### [PROMPT]
Please determine how many lines of the material include the word "FUTURES", and respond with nothing but that number.
-=-=-=-=-
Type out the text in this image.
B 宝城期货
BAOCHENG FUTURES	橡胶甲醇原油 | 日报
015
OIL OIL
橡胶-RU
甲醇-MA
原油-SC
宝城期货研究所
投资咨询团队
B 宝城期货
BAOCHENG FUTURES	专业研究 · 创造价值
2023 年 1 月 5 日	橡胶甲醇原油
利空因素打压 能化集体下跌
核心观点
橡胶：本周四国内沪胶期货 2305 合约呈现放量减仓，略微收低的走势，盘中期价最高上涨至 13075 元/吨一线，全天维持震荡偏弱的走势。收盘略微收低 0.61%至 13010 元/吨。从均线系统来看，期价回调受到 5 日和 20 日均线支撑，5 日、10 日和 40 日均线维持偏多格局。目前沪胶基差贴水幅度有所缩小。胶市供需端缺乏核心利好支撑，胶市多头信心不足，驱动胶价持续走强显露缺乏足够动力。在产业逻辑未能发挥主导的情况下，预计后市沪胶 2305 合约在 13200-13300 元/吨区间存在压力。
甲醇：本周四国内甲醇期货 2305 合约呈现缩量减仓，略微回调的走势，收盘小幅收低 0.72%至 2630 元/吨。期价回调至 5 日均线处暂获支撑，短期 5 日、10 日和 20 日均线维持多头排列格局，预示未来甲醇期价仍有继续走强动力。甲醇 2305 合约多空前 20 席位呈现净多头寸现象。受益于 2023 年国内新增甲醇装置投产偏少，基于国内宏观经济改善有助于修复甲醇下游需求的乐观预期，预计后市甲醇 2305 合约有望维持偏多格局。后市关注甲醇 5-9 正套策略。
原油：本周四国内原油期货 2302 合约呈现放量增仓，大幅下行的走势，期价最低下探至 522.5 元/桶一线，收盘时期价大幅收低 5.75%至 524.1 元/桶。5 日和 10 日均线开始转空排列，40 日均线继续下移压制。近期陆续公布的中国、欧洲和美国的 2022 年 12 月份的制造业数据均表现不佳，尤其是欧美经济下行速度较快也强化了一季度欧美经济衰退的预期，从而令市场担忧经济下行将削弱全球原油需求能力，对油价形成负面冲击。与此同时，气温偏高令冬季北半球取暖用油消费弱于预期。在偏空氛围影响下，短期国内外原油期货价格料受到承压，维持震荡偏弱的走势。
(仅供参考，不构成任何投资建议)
-=-=-=-=-
### [COMPLETE ANSWER]
2